Search the data below for the word "podršku" and copy each line that holds it.

Input records »
==================================================

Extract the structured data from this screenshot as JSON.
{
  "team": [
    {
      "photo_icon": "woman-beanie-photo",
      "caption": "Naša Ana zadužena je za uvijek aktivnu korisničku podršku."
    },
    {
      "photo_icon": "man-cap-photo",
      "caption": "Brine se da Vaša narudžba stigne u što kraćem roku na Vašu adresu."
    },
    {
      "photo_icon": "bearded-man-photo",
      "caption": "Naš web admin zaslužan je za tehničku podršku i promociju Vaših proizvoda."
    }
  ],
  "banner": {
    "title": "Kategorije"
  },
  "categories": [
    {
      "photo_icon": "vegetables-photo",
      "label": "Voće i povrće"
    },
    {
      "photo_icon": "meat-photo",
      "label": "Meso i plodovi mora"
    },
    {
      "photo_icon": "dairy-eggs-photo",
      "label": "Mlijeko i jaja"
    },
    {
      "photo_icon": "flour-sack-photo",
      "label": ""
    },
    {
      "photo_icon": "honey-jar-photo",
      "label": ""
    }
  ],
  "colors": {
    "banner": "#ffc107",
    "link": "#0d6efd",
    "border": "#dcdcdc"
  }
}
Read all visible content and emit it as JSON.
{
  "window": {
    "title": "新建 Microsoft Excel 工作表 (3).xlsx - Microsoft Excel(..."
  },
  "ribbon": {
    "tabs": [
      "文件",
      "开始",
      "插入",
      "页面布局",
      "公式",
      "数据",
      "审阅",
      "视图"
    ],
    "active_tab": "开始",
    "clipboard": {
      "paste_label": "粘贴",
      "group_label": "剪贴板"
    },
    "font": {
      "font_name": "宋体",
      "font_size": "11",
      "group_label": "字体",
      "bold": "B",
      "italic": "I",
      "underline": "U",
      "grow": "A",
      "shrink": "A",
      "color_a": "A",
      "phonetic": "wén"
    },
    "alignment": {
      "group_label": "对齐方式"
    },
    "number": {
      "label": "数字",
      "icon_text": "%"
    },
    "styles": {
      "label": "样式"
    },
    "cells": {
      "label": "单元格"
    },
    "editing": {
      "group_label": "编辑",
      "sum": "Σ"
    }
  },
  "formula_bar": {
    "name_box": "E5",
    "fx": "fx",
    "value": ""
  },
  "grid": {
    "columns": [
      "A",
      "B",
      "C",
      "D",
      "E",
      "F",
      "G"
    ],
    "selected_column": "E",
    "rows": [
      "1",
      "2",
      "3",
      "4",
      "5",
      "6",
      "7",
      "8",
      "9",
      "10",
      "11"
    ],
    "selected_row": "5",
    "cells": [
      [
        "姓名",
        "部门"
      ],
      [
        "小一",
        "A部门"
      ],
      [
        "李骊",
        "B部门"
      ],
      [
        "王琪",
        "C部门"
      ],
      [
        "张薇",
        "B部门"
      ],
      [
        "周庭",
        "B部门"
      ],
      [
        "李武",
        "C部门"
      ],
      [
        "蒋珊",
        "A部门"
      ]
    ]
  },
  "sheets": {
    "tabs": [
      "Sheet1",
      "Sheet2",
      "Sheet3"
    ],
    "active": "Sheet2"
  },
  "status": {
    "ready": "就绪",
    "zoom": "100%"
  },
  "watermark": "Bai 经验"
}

==================================================

The response »
      "caption": "Naša Ana zadužena je za uvijek aktivnu korisničku podršku."
      "caption": "Naš web admin zaslužan je za tehničku podršku i promociju Vaših proizvoda."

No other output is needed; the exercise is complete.